Input records
-=-=-

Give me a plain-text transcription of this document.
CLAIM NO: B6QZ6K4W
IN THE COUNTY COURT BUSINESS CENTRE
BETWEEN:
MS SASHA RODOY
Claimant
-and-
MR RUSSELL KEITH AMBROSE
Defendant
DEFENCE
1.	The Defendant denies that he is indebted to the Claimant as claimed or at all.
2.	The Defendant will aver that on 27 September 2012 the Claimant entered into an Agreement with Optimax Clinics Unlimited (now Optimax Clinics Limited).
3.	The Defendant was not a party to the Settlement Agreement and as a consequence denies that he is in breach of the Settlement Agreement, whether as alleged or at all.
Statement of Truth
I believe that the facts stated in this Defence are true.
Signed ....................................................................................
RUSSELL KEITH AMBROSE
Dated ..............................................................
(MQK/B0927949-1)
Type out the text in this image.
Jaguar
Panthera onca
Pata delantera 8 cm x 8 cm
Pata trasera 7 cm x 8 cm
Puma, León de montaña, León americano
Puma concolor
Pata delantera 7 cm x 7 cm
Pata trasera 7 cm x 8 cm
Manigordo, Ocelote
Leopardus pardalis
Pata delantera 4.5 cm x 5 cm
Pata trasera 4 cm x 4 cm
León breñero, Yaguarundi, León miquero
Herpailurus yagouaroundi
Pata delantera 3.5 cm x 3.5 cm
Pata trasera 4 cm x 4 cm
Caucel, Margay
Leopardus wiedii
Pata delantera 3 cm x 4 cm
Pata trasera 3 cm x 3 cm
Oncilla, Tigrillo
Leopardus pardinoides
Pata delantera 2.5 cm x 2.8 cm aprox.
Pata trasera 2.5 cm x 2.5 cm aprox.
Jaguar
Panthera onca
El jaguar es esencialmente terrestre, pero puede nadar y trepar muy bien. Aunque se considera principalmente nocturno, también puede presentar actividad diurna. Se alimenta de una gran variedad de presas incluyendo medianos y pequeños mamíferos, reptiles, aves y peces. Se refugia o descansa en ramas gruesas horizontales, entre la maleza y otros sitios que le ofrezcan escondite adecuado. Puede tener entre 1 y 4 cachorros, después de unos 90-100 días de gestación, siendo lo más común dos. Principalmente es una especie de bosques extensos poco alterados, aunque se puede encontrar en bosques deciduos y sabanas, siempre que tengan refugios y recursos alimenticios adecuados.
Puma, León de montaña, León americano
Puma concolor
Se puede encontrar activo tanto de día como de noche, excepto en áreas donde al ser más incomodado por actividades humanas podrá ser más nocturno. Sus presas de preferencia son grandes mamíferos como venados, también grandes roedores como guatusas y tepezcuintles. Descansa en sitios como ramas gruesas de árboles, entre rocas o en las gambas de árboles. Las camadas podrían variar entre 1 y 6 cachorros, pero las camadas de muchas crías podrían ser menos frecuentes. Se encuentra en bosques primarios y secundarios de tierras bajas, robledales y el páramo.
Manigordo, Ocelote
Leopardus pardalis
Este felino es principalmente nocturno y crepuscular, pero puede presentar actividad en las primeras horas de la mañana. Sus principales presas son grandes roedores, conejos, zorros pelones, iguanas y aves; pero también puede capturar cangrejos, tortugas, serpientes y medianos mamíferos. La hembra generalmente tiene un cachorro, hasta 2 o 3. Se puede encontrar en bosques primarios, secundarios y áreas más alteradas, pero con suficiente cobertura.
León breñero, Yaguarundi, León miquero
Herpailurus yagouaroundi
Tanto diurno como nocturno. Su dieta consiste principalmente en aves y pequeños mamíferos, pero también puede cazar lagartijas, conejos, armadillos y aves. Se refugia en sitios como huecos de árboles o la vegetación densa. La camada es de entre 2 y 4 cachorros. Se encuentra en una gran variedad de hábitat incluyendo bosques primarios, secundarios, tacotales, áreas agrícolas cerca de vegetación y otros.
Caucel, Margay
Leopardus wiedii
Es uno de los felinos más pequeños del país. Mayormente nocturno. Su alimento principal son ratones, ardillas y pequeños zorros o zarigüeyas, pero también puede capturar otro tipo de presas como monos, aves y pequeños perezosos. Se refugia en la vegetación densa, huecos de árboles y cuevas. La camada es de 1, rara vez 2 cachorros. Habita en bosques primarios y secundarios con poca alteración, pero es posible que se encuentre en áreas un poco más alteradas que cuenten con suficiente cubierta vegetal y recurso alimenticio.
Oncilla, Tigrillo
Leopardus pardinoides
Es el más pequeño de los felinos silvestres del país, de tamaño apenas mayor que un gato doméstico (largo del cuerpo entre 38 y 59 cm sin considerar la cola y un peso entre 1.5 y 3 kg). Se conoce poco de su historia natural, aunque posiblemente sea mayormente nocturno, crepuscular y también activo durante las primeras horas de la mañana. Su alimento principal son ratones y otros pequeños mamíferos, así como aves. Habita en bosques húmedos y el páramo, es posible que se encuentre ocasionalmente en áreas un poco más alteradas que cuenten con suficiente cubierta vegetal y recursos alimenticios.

-=-=-

Set problem
Look through the entries and return every line where "RUSSELL" appears.

Correct result
MR RUSSELL KEITH AMBROSE
RUSSELL KEITH AMBROSE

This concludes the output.